**PROBLEM REQUIREMENTS:**
Output the full listing below exactly, without the pictures.

[Stored dataset items]
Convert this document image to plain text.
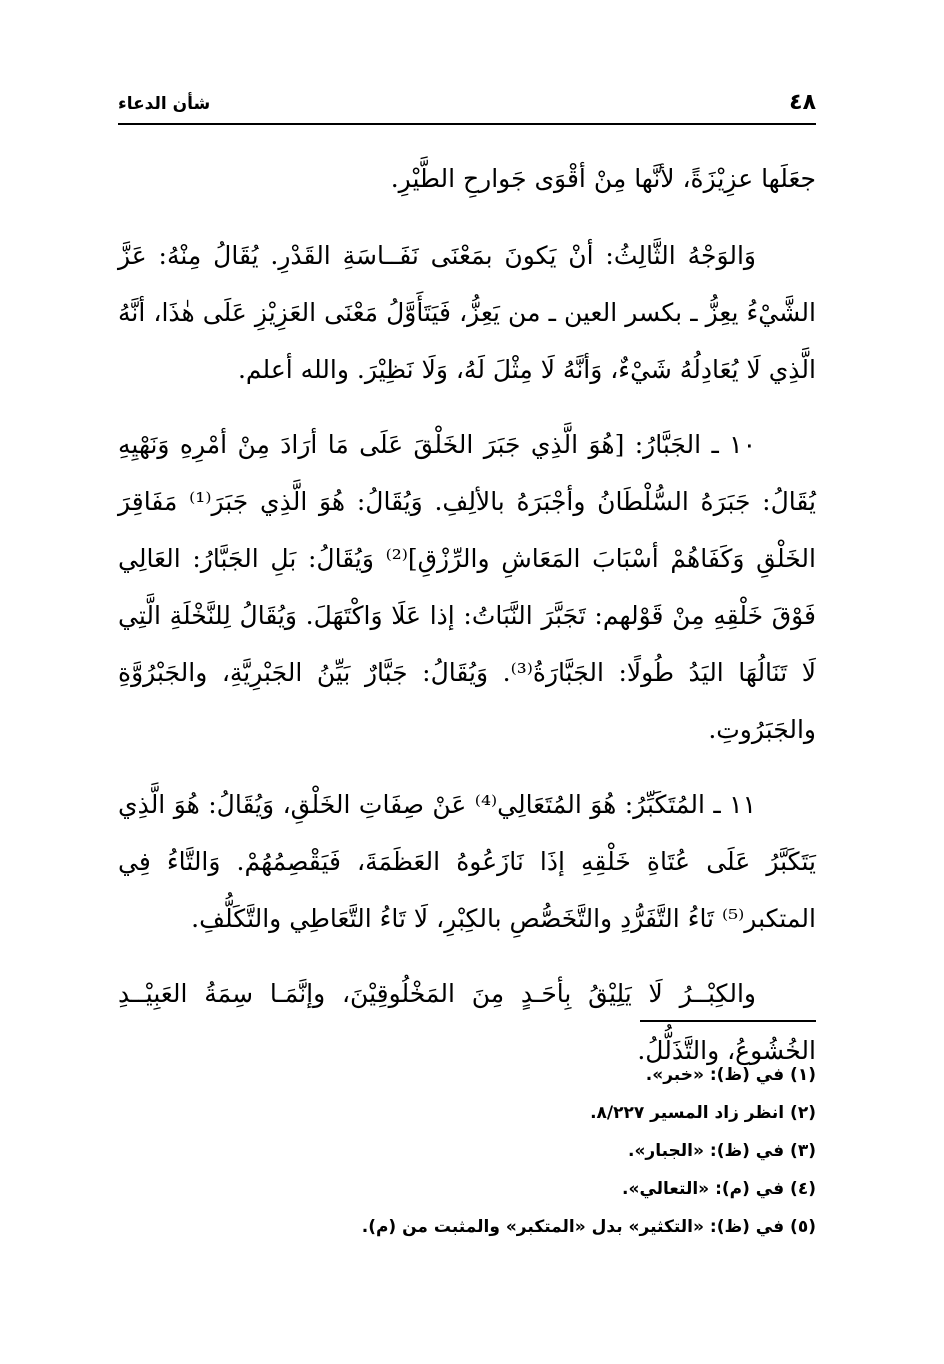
٤٨
شأن الدعاء

جعَلَها عزِيْزَةً، لأنَّها مِنْ أقْوَى جَوارحِ الطَّيْرِ.

وَالوَجْهُ الثَّالِثُ: أنْ يَكونَ بمَعْنَى نَفَــاسَةِ القَدْرِ. يُقَالُ مِنْهُ: عَزَّ الشَّيْءُ يعِزُّ ـ بكسر العين ـ من يَعِزُّ، فَيَتَأَوَّلُ مَعْنَى العَزِيْزِ عَلَى هٰذَا، أنَّهُ الَّذِي لَا يُعَادِلُهُ شَيْءٌ، وَأنَّهُ لَا مِثْلَ لَهُ، وَلَا نَظِيْرَ. والله أعلم.

١٠ ـ الجَبَّارُ: [هُوَ الَّذِي جَبَرَ الخَلْقَ عَلَى مَا أرَادَ مِنْ أمْرِهِ وَنَهْيِهِ يُقَالُ: جَبَرَهُ السُّلْطَانُ وأجْبَرَهُ بالألِفِ. وَيُقَالُ: هُوَ الَّذِي جَبَرَ⁽¹⁾ مَفَاقِرَ الخَلْقِ وَكَفَاهُمْ أسْبَابَ المَعَاشِ والرِّزْقِ]⁽²⁾ وَيُقَالُ: بَلِ الجَبَّارُ: العَالِي فَوْقَ خَلْقِهِ مِنْ قَوْلهم: تَجَبَّرَ النَّبَاتُ: إذا عَلَا وَاكْتَهَلَ. وَيُقَالُ لِلنَّخْلَةِ الَّتِي لَا تَنَالُهَا اليَدُ طُولًا: الجَبَّارَةُ⁽³⁾. وَيُقَالُ: جَبَّارٌ بَيِّنُ الجَبْرِيَّةِ، والجَبْرُوَّةِ والجَبَرُوتِ.

١١ ـ المُتَكَبِّرُ: هُوَ المُتَعَالِي⁽⁴⁾ عَنْ صِفَاتِ الخَلْقِ، وَيُقَالُ: هُوَ الَّذِي يَتَكَبَّرُ عَلَى عُتَاةِ خَلْقِهِ إذَا نَازَعُوهُ العَظَمَةَ، فَيَقْصِمُهُمْ. وَالتَّاءُ فِي المتكبر⁽⁵⁾ تَاءُ التَّفَرُّدِ والتَّخَصُّصِ بالكِبْرِ، لَا تَاءُ التَّعَاطِي والتَّكَلُّفِ.

والكِبْــرُ لَا يَلِيْقُ بِأحَـدٍ مِنَ المَخْلُوقِيْنَ، وإنَّمَـا سِمَةُ العَبِيْــدِ الخُشُوعُ، والتَّذَلُّلُ.

(١) في (ظ): «خبر».
(٢) انظر زاد المسير ٨/٢٢٧.
(٣) في (ظ): «الجبار».
(٤) في (م): «التعالي».
(٥) في (ظ): «التكثير» بدل «المتكبر» والمثبت من (م).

**COMPLETED EXERCISE:**
Convert this document image to plain text.
٤٨
شأن الدعاء

جعَلَها عزِيْزَةً، لأنَّها مِنْ أقْوَى جَوارحِ الطَّيْرِ.

وَالوَجْهُ الثَّالِثُ: أنْ يَكونَ بمَعْنَى نَفَــاسَةِ القَدْرِ. يُقَالُ مِنْهُ: عَزَّ الشَّيْءُ يعِزُّ ـ بكسر العين ـ من يَعِزُّ، فَيَتَأَوَّلُ مَعْنَى العَزِيْزِ عَلَى هٰذَا، أنَّهُ الَّذِي لَا يُعَادِلُهُ شَيْءٌ، وَأنَّهُ لَا مِثْلَ لَهُ، وَلَا نَظِيْرَ. والله أعلم.

١٠ ـ الجَبَّارُ: [هُوَ الَّذِي جَبَرَ الخَلْقَ عَلَى مَا أرَادَ مِنْ أمْرِهِ وَنَهْيِهِ يُقَالُ: جَبَرَهُ السُّلْطَانُ وأجْبَرَهُ بالألِفِ. وَيُقَالُ: هُوَ الَّذِي جَبَرَ⁽¹⁾ مَفَاقِرَ الخَلْقِ وَكَفَاهُمْ أسْبَابَ المَعَاشِ والرِّزْقِ]⁽²⁾ وَيُقَالُ: بَلِ الجَبَّارُ: العَالِي فَوْقَ خَلْقِهِ مِنْ قَوْلهم: تَجَبَّرَ النَّبَاتُ: إذا عَلَا وَاكْتَهَلَ. وَيُقَالُ لِلنَّخْلَةِ الَّتِي لَا تَنَالُهَا اليَدُ طُولًا: الجَبَّارَةُ⁽³⁾. وَيُقَالُ: جَبَّارٌ بَيِّنُ الجَبْرِيَّةِ، والجَبْرُوَّةِ والجَبَرُوتِ.

١١ ـ المُتَكَبِّرُ: هُوَ المُتَعَالِي⁽⁴⁾ عَنْ صِفَاتِ الخَلْقِ، وَيُقَالُ: هُوَ الَّذِي يَتَكَبَّرُ عَلَى عُتَاةِ خَلْقِهِ إذَا نَازَعُوهُ العَظَمَةَ، فَيَقْصِمُهُمْ. وَالتَّاءُ فِي المتكبر⁽⁵⁾ تَاءُ التَّفَرُّدِ والتَّخَصُّصِ بالكِبْرِ، لَا تَاءُ التَّعَاطِي والتَّكَلُّفِ.

والكِبْــرُ لَا يَلِيْقُ بِأحَـدٍ مِنَ المَخْلُوقِيْنَ، وإنَّمَـا سِمَةُ العَبِيْــدِ الخُشُوعُ، والتَّذَلُّلُ.

(١) في (ظ): «خبر».
(٢) انظر زاد المسير ٨/٢٢٧.
(٣) في (ظ): «الجبار».
(٤) في (م): «التعالي».
(٥) في (ظ): «التكثير» بدل «المتكبر» والمثبت من (م).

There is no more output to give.